__PROBLEM TO SOLVE__.
Using the entries that follow, count the lines containing the word "Teeth" and give that number by itself.

__MATERIAL FOR THIS TASK__.
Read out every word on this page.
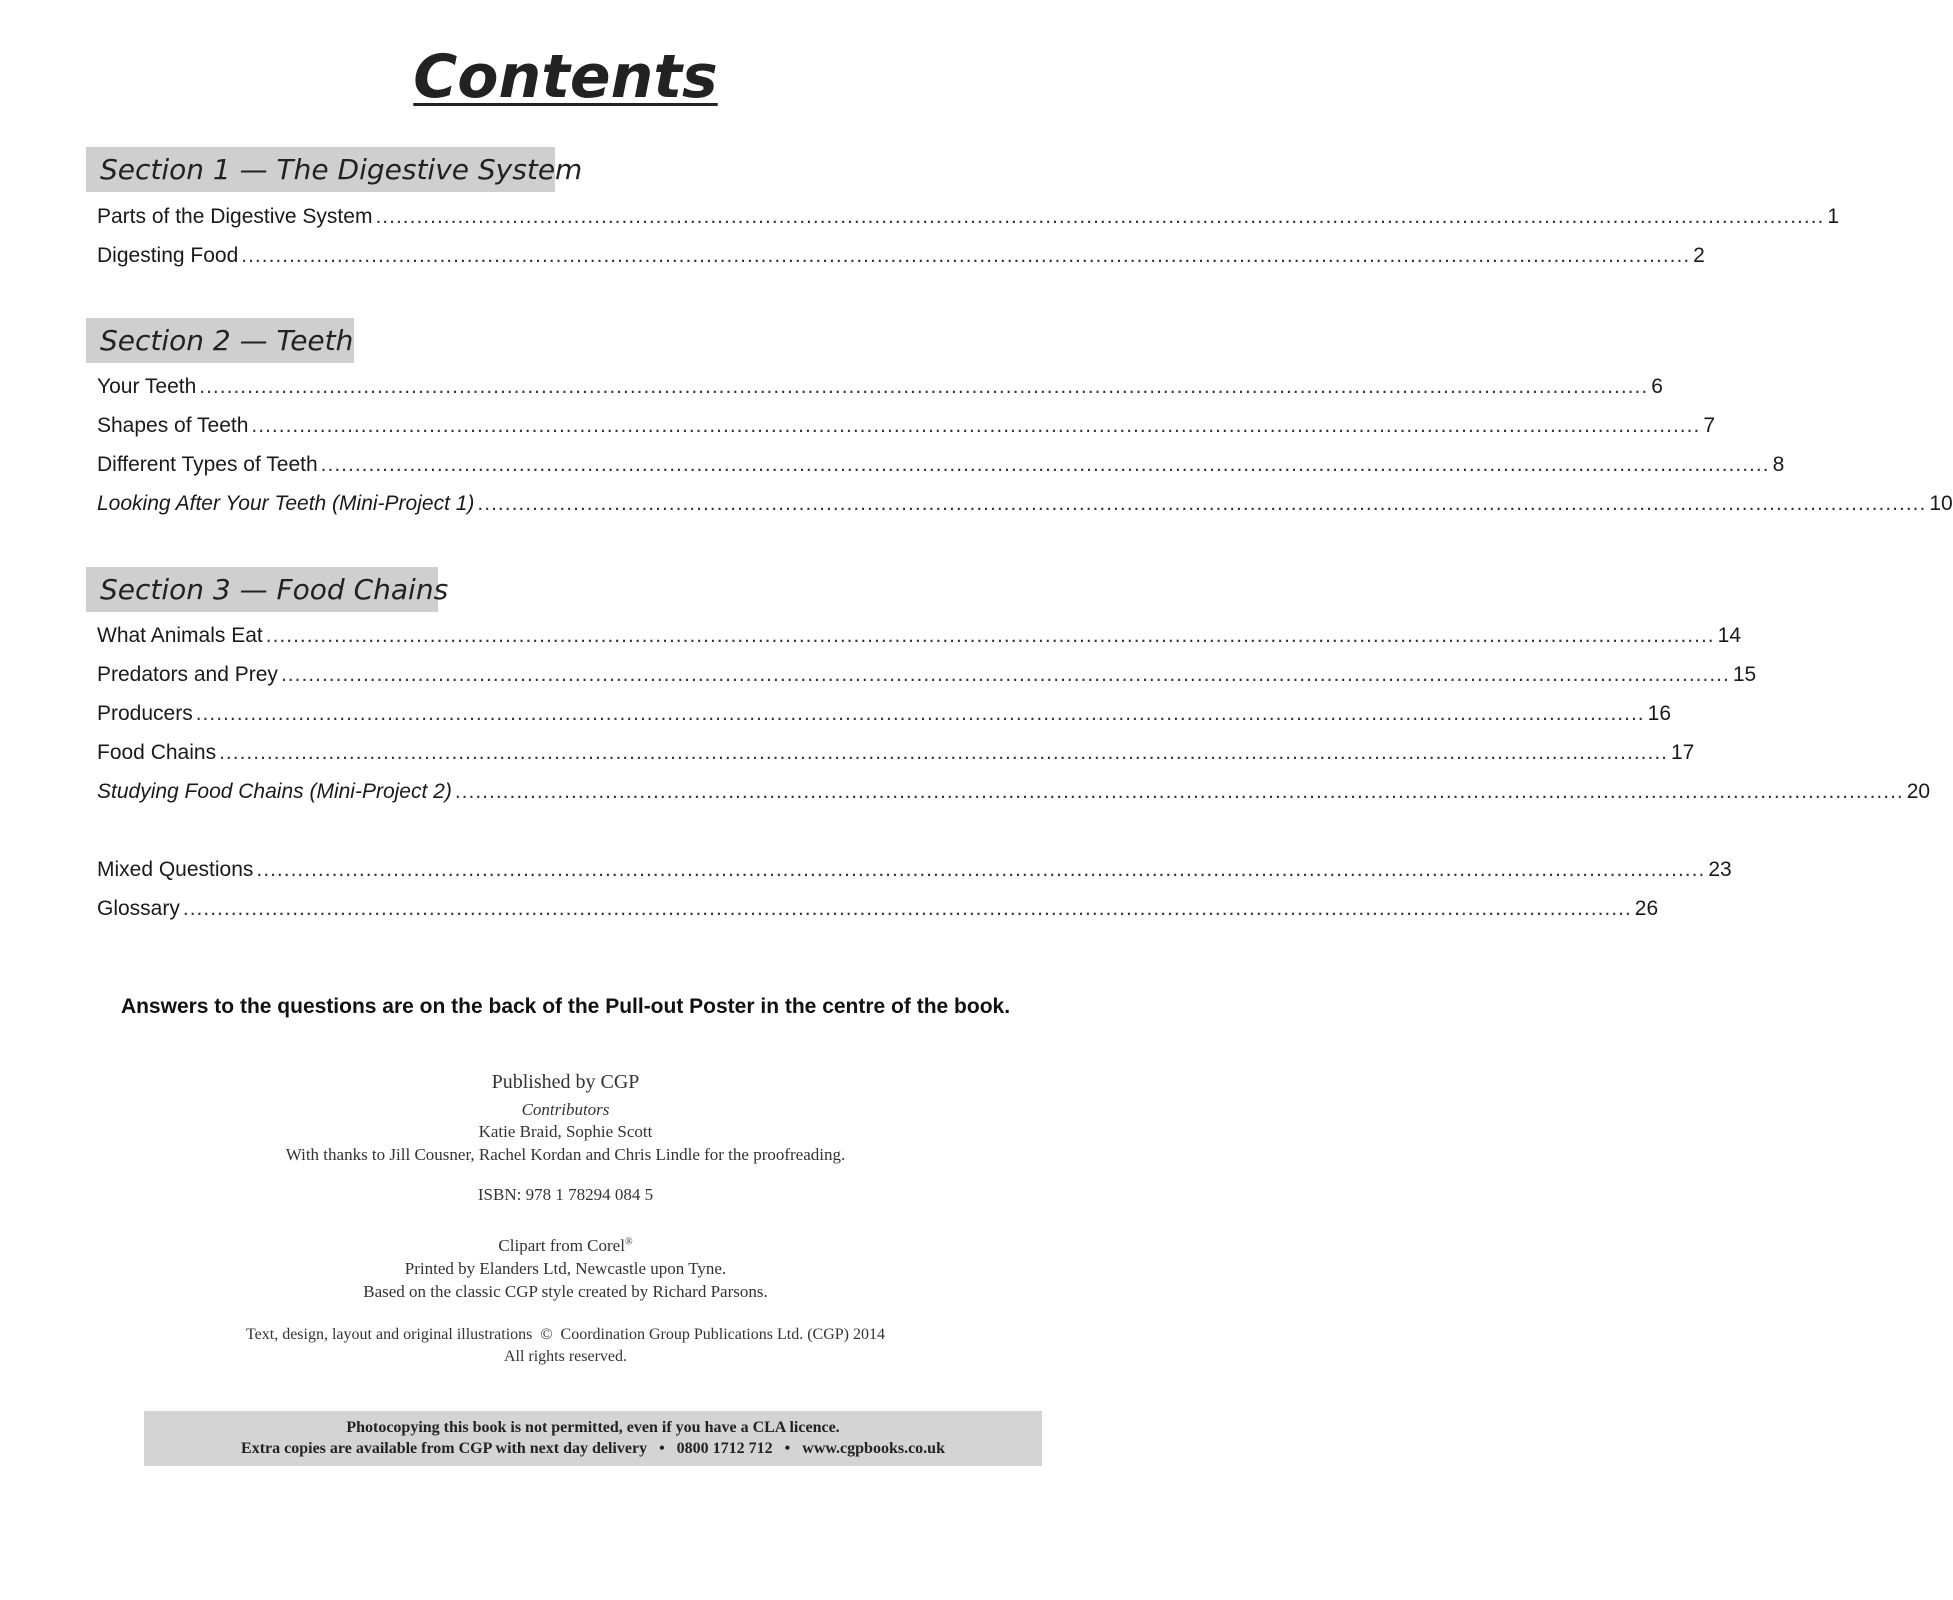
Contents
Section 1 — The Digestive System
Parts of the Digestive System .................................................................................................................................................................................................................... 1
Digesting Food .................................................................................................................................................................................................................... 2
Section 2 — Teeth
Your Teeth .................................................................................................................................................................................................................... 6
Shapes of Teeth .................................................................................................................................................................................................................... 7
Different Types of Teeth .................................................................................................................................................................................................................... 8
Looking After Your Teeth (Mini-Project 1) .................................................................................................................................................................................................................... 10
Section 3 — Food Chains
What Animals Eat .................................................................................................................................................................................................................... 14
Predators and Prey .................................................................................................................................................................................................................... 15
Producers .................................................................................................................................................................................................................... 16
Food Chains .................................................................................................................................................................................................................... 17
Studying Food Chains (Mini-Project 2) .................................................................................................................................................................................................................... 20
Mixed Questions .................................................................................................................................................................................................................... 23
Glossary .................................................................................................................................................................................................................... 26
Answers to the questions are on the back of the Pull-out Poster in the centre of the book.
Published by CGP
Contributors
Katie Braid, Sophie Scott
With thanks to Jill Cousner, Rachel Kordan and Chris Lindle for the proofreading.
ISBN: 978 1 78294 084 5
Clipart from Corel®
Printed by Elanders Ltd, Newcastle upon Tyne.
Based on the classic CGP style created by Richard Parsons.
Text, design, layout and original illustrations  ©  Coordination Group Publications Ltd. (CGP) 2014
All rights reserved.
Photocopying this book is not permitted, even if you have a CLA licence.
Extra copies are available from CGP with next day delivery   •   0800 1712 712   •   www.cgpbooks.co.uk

__OUTPUT OF THE EXERCISE__.
5